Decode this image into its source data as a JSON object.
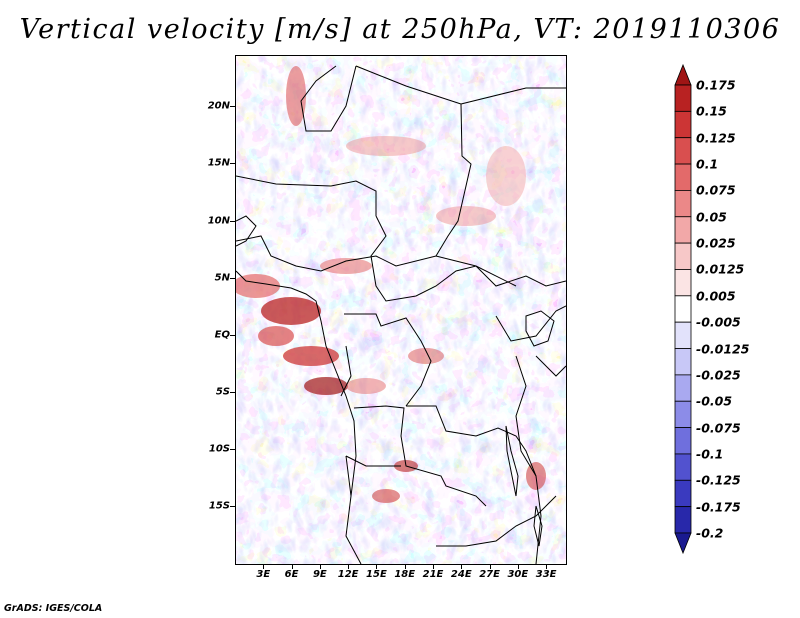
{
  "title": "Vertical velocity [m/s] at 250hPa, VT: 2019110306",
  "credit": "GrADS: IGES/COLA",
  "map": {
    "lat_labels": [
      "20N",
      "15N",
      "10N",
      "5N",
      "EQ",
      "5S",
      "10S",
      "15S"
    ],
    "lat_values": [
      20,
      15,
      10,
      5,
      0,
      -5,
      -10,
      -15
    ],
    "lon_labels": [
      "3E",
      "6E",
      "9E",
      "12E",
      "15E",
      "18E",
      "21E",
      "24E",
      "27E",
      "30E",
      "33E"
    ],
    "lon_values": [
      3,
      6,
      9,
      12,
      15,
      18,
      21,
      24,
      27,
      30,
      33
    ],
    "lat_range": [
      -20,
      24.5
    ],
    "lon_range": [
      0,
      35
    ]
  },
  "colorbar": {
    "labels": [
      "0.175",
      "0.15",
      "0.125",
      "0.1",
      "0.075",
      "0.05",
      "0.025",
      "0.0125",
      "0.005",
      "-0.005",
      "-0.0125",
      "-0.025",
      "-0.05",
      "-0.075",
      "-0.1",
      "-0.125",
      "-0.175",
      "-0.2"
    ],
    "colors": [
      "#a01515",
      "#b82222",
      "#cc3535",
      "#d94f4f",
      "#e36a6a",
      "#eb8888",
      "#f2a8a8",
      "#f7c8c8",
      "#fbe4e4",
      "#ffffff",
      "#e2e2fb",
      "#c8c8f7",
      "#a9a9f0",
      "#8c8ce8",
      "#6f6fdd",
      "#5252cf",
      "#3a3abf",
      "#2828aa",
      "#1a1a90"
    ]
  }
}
########################################
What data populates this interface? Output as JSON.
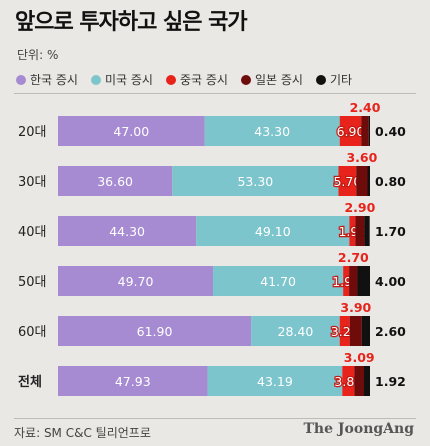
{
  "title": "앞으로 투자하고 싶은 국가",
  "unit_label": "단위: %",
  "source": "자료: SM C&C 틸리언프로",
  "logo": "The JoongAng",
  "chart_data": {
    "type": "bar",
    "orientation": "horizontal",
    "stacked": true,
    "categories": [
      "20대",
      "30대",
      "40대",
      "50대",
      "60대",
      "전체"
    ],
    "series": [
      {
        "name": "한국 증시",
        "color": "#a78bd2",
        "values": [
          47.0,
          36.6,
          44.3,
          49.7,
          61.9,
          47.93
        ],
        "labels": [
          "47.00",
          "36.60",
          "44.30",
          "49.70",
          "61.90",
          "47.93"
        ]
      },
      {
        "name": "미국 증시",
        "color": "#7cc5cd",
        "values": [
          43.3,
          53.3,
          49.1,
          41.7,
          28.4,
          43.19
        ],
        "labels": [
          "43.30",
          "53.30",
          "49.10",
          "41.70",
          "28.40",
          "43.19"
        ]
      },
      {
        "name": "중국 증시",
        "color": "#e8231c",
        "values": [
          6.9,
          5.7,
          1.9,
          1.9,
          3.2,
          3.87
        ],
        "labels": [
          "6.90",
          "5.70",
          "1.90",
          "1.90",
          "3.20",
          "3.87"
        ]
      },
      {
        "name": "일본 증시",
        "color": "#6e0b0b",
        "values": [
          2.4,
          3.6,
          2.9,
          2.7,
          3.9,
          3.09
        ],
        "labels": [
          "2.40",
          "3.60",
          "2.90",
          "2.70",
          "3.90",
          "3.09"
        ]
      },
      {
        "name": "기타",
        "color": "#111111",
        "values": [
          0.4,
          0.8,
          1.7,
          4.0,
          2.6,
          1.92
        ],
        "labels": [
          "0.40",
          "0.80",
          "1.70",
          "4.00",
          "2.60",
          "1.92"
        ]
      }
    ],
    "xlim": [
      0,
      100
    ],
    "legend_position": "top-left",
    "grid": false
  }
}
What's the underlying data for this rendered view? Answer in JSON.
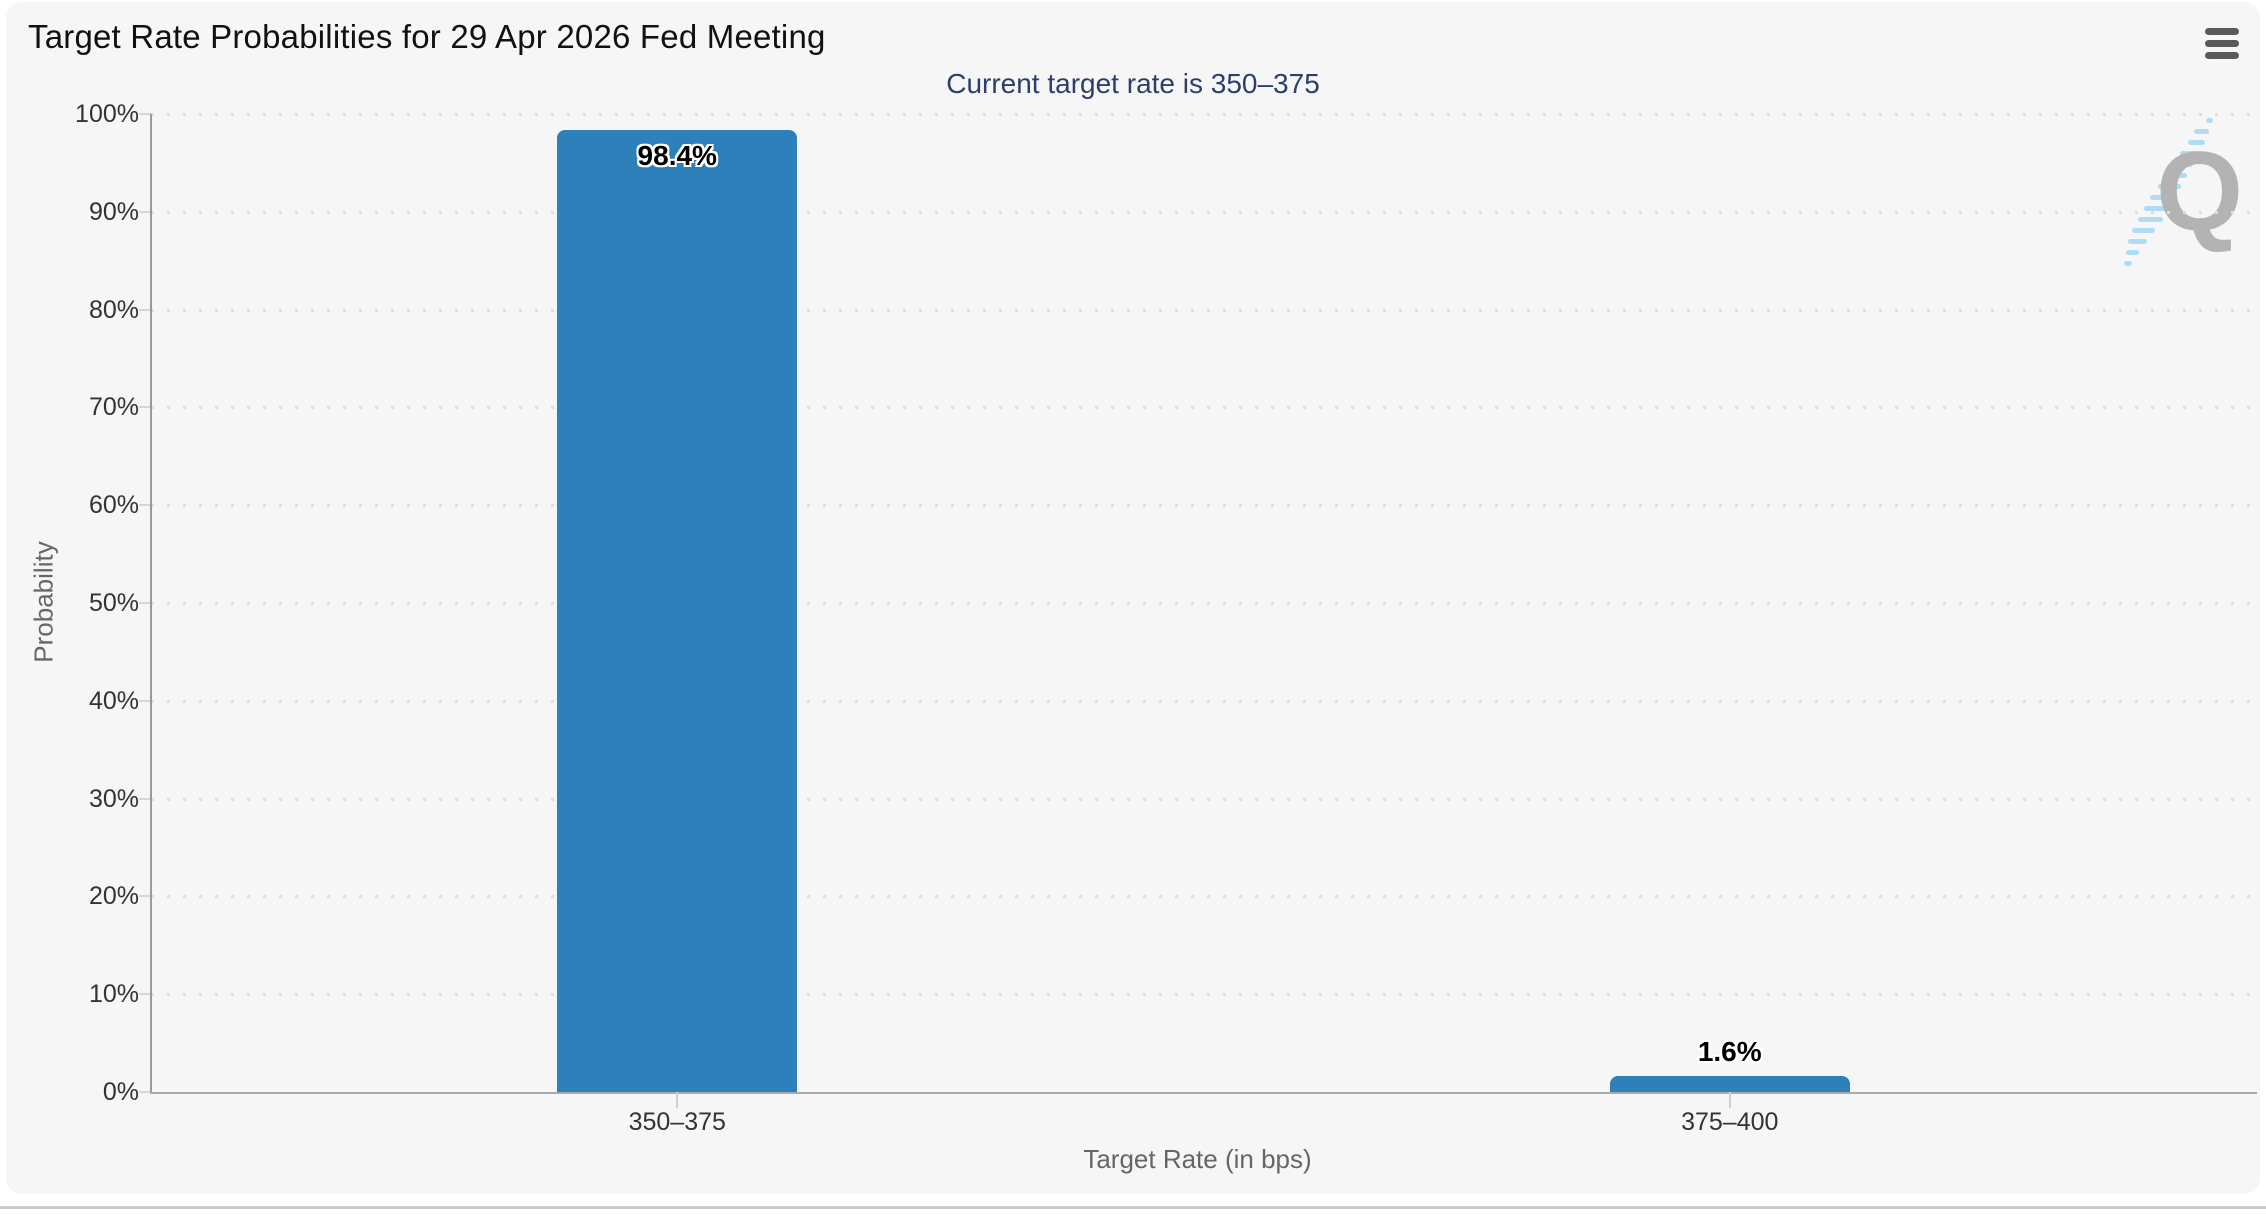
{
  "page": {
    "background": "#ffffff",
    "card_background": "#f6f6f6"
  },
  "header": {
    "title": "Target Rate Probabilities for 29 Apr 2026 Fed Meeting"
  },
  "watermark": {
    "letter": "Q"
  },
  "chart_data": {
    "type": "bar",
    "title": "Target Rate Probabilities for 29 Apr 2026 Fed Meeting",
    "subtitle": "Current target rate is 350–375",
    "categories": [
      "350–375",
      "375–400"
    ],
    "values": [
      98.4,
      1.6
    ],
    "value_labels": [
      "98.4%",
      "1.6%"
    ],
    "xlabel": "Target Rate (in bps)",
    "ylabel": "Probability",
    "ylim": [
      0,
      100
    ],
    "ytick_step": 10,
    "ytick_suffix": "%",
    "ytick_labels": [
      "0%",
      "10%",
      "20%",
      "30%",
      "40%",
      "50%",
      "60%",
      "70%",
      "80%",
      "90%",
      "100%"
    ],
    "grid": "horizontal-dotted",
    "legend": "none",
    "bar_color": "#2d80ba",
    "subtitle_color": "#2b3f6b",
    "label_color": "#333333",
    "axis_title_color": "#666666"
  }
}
########################################
- _Required work_
Which lines in the data above contain "horizontal"? Show each one.

- _The answer_
    "orientation": "horizontal",
    "grid": "horizontal-dotted",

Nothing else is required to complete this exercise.